#### Task prompt:
Copy out the listing in full, exactly as written, but not its pictures.

═══ Supplied records ═══

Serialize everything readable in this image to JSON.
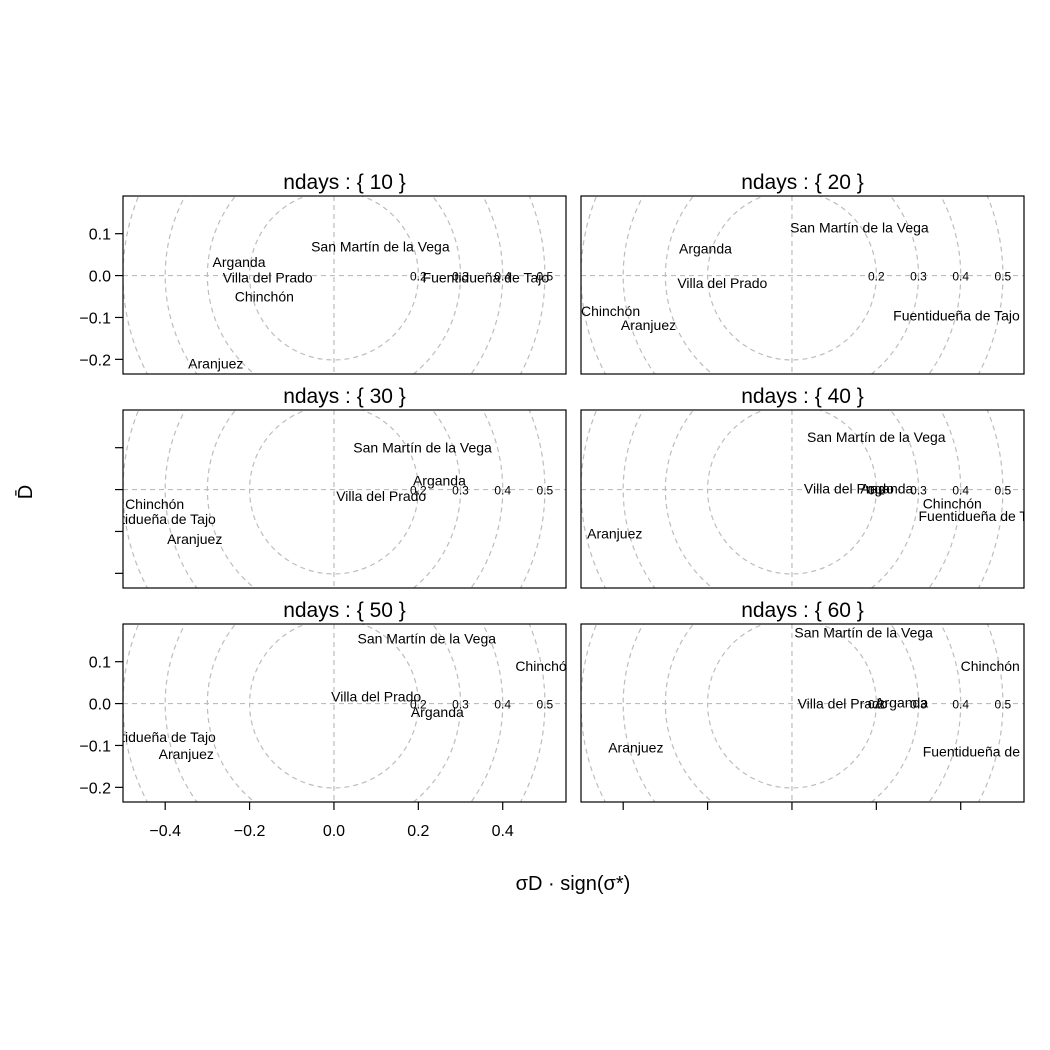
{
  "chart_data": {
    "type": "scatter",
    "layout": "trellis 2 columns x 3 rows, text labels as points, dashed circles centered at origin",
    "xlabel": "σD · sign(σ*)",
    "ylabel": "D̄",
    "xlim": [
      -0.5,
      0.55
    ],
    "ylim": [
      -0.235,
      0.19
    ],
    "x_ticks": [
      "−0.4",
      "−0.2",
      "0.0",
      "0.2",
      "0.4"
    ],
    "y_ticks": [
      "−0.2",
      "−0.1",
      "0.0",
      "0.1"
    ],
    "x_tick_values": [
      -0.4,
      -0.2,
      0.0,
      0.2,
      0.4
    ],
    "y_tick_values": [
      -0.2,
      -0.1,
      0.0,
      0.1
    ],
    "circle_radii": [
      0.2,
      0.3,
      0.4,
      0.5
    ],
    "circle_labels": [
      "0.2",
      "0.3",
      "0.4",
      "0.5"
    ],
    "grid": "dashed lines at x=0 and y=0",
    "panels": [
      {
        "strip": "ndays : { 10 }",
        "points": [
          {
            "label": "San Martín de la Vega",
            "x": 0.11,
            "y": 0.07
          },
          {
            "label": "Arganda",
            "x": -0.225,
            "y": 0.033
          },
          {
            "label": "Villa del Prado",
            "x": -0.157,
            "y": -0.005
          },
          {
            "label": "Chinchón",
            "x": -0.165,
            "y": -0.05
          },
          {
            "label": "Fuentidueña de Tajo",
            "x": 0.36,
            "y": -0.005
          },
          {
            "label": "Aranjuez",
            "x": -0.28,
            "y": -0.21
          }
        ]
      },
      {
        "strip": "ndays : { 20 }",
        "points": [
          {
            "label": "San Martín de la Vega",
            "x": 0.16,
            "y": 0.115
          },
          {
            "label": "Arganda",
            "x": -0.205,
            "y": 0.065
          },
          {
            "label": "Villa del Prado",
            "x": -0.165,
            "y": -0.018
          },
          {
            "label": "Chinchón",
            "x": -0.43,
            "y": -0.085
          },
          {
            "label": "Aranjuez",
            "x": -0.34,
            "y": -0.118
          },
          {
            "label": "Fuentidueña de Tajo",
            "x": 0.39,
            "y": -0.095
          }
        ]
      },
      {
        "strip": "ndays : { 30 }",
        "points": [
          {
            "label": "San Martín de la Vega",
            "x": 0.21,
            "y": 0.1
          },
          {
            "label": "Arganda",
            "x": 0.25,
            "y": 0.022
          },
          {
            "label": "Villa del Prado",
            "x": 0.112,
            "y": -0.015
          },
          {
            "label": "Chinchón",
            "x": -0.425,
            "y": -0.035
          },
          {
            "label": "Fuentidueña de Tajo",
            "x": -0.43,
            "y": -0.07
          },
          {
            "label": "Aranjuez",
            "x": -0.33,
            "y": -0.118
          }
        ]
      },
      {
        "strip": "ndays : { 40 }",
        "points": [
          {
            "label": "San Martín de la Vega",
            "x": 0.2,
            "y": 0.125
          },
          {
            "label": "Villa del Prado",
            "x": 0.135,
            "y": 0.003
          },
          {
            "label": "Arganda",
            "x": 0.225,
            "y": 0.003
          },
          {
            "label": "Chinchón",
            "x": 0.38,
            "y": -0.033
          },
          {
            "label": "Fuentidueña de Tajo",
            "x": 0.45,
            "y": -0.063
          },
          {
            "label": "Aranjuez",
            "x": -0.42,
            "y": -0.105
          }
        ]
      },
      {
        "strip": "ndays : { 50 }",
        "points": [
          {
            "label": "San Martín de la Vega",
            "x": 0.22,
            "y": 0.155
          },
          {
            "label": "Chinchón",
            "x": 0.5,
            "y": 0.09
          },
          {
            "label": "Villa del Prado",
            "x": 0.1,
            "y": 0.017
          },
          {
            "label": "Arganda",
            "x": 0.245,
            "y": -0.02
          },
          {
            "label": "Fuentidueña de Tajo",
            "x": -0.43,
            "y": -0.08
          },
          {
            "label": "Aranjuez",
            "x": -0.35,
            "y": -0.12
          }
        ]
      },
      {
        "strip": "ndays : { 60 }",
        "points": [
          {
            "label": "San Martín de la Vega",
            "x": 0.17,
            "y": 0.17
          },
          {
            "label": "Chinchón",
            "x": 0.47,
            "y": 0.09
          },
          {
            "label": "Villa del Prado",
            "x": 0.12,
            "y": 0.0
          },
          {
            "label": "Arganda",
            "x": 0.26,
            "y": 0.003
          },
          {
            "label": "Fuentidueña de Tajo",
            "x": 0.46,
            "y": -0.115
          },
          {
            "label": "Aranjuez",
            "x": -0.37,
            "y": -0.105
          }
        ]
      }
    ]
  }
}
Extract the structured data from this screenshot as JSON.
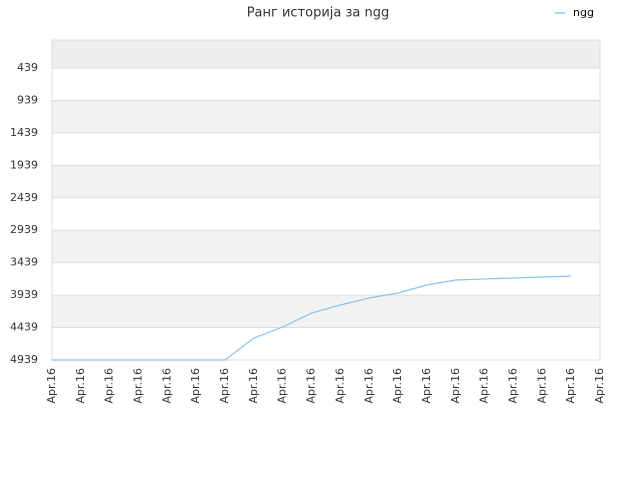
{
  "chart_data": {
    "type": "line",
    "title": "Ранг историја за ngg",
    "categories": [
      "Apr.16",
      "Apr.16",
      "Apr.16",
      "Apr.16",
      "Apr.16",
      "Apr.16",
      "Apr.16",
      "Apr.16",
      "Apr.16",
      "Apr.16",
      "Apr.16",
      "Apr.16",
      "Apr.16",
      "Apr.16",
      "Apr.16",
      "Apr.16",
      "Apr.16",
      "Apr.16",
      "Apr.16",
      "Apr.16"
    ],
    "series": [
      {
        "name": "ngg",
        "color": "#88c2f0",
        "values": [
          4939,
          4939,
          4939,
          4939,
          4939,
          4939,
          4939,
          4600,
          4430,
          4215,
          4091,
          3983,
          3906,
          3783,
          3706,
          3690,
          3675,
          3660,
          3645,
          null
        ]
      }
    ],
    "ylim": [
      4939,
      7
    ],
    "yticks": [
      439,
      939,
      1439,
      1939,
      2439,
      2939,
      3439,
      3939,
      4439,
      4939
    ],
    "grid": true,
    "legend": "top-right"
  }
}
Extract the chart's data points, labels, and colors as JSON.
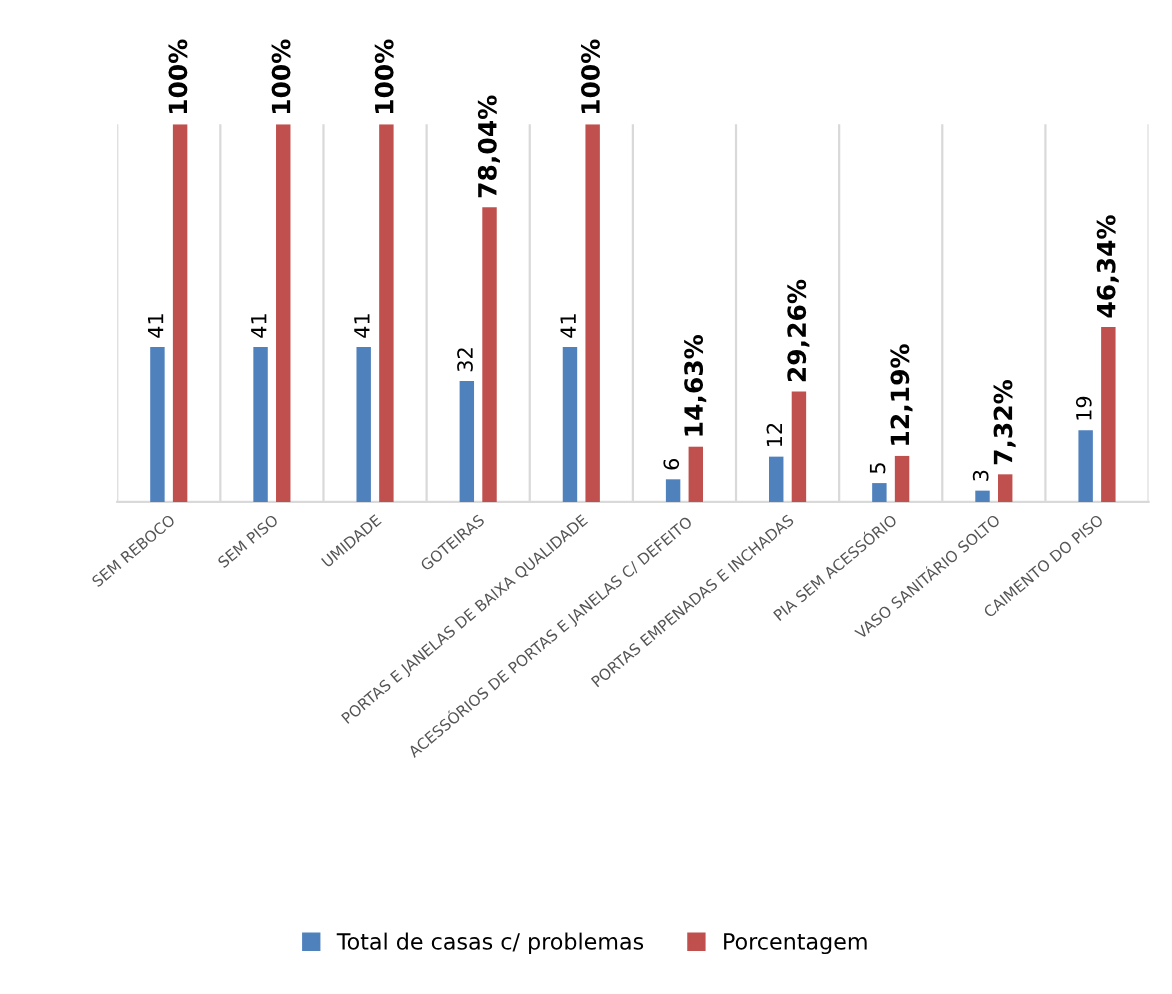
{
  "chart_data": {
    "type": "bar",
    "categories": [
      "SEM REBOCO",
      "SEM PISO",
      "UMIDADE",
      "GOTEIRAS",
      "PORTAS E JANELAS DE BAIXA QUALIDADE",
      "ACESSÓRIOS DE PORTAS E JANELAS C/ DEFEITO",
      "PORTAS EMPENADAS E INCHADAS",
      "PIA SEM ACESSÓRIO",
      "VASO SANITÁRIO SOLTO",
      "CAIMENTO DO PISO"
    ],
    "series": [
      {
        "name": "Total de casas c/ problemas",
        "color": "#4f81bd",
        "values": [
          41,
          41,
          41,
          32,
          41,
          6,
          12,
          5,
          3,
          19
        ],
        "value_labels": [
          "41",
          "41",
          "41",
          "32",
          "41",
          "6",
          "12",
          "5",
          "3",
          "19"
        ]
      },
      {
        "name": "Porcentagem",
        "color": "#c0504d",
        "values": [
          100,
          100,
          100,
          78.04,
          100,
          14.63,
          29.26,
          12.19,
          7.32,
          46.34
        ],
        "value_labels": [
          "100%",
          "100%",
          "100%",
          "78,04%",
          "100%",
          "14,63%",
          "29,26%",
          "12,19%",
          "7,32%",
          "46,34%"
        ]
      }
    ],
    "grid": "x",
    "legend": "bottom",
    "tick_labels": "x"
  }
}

═══

#### Response below:
Serialize everything readable in this image to JSON.
{
  "chart_data": {
    "type": "scatter",
    "layout": "trellis 2 columns x 3 rows, text labels as points, dashed circles centered at origin",
    "xlabel": "σD · sign(σ*)",
    "ylabel": "D̄",
    "xlim": [
      -0.5,
      0.55
    ],
    "ylim": [
      -0.235,
      0.19
    ],
    "x_ticks": [
      "−0.4",
      "−0.2",
      "0.0",
      "0.2",
      "0.4"
    ],
    "y_ticks": [
      "−0.2",
      "−0.1",
      "0.0",
      "0.1"
    ],
    "x_tick_values": [
      -0.4,
      -0.2,
      0.0,
      0.2,
      0.4
    ],
    "y_tick_values": [
      -0.2,
      -0.1,
      0.0,
      0.1
    ],
    "circle_radii": [
      0.2,
      0.3,
      0.4,
      0.5
    ],
    "circle_labels": [
      "0.2",
      "0.3",
      "0.4",
      "0.5"
    ],
    "grid": "dashed lines at x=0 and y=0",
    "panels": [
      {
        "strip": "ndays : { 10 }",
        "points": [
          {
            "label": "San Martín de la Vega",
            "x": 0.11,
            "y": 0.07
          },
          {
            "label": "Arganda",
            "x": -0.225,
            "y": 0.033
          },
          {
            "label": "Villa del Prado",
            "x": -0.157,
            "y": -0.005
          },
          {
            "label": "Chinchón",
            "x": -0.165,
            "y": -0.05
          },
          {
            "label": "Fuentidueña de Tajo",
            "x": 0.36,
            "y": -0.005
          },
          {
            "label": "Aranjuez",
            "x": -0.28,
            "y": -0.21
          }
        ]
      },
      {
        "strip": "ndays : { 20 }",
        "points": [
          {
            "label": "San Martín de la Vega",
            "x": 0.16,
            "y": 0.115
          },
          {
            "label": "Arganda",
            "x": -0.205,
            "y": 0.065
          },
          {
            "label": "Villa del Prado",
            "x": -0.165,
            "y": -0.018
          },
          {
            "label": "Chinchón",
            "x": -0.43,
            "y": -0.085
          },
          {
            "label": "Aranjuez",
            "x": -0.34,
            "y": -0.118
          },
          {
            "label": "Fuentidueña de Tajo",
            "x": 0.39,
            "y": -0.095
          }
        ]
      },
      {
        "strip": "ndays : { 30 }",
        "points": [
          {
            "label": "San Martín de la Vega",
            "x": 0.21,
            "y": 0.1
          },
          {
            "label": "Arganda",
            "x": 0.25,
            "y": 0.022
          },
          {
            "label": "Villa del Prado",
            "x": 0.112,
            "y": -0.015
          },
          {
            "label": "Chinchón",
            "x": -0.425,
            "y": -0.035
          },
          {
            "label": "Fuentidueña de Tajo",
            "x": -0.43,
            "y": -0.07
          },
          {
            "label": "Aranjuez",
            "x": -0.33,
            "y": -0.118
          }
        ]
      },
      {
        "strip": "ndays : { 40 }",
        "points": [
          {
            "label": "San Martín de la Vega",
            "x": 0.2,
            "y": 0.125
          },
          {
            "label": "Villa del Prado",
            "x": 0.135,
            "y": 0.003
          },
          {
            "label": "Arganda",
            "x": 0.225,
            "y": 0.003
          },
          {
            "label": "Chinchón",
            "x": 0.38,
            "y": -0.033
          },
          {
            "label": "Fuentidueña de Tajo",
            "x": 0.45,
            "y": -0.063
          },
          {
            "label": "Aranjuez",
            "x": -0.42,
            "y": -0.105
          }
        ]
      },
      {
        "strip": "ndays : { 50 }",
        "points": [
          {
            "label": "San Martín de la Vega",
            "x": 0.22,
            "y": 0.155
          },
          {
            "label": "Chinchón",
            "x": 0.5,
            "y": 0.09
          },
          {
            "label": "Villa del Prado",
            "x": 0.1,
            "y": 0.017
          },
          {
            "label": "Arganda",
            "x": 0.245,
            "y": -0.02
          },
          {
            "label": "Fuentidueña de Tajo",
            "x": -0.43,
            "y": -0.08
          },
          {
            "label": "Aranjuez",
            "x": -0.35,
            "y": -0.12
          }
        ]
      },
      {
        "strip": "ndays : { 60 }",
        "points": [
          {
            "label": "San Martín de la Vega",
            "x": 0.17,
            "y": 0.17
          },
          {
            "label": "Chinchón",
            "x": 0.47,
            "y": 0.09
          },
          {
            "label": "Villa del Prado",
            "x": 0.12,
            "y": 0.0
          },
          {
            "label": "Arganda",
            "x": 0.26,
            "y": 0.003
          },
          {
            "label": "Fuentidueña de Tajo",
            "x": 0.46,
            "y": -0.115
          },
          {
            "label": "Aranjuez",
            "x": -0.37,
            "y": -0.105
          }
        ]
      }
    ]
  }
}
Extract the structured data from this screenshot as JSON.
{
  "chart_data": {
    "type": "line",
    "title": "Ранг историја за ngg",
    "categories": [
      "Apr.16",
      "Apr.16",
      "Apr.16",
      "Apr.16",
      "Apr.16",
      "Apr.16",
      "Apr.16",
      "Apr.16",
      "Apr.16",
      "Apr.16",
      "Apr.16",
      "Apr.16",
      "Apr.16",
      "Apr.16",
      "Apr.16",
      "Apr.16",
      "Apr.16",
      "Apr.16",
      "Apr.16",
      "Apr.16"
    ],
    "series": [
      {
        "name": "ngg",
        "color": "#88c2f0",
        "values": [
          4939,
          4939,
          4939,
          4939,
          4939,
          4939,
          4939,
          4600,
          4430,
          4215,
          4091,
          3983,
          3906,
          3783,
          3706,
          3690,
          3675,
          3660,
          3645,
          null
        ]
      }
    ],
    "ylim": [
      4939,
      7
    ],
    "yticks": [
      439,
      939,
      1439,
      1939,
      2439,
      2939,
      3439,
      3939,
      4439,
      4939
    ],
    "grid": true,
    "legend": "top-right"
  }
}
Extract the chart's data points, labels, and colors as JSON.
{
  "chart_data": {
    "type": "bar",
    "categories": [
      "SEM REBOCO",
      "SEM PISO",
      "UMIDADE",
      "GOTEIRAS",
      "PORTAS E JANELAS DE BAIXA QUALIDADE",
      "ACESSÓRIOS DE PORTAS E JANELAS C/ DEFEITO",
      "PORTAS EMPENADAS E INCHADAS",
      "PIA SEM ACESSÓRIO",
      "VASO SANITÁRIO SOLTO",
      "CAIMENTO DO PISO"
    ],
    "series": [
      {
        "name": "Total de casas c/ problemas",
        "color": "#4f81bd",
        "values": [
          41,
          41,
          41,
          32,
          41,
          6,
          12,
          5,
          3,
          19
        ],
        "value_labels": [
          "41",
          "41",
          "41",
          "32",
          "41",
          "6",
          "12",
          "5",
          "3",
          "19"
        ]
      },
      {
        "name": "Porcentagem",
        "color": "#c0504d",
        "values": [
          100,
          100,
          100,
          78.04,
          100,
          14.63,
          29.26,
          12.19,
          7.32,
          46.34
        ],
        "value_labels": [
          "100%",
          "100%",
          "100%",
          "78,04%",
          "100%",
          "14,63%",
          "29,26%",
          "12,19%",
          "7,32%",
          "46,34%"
        ]
      }
    ],
    "grid": "x",
    "legend": "bottom",
    "tick_labels": "x"
  }
}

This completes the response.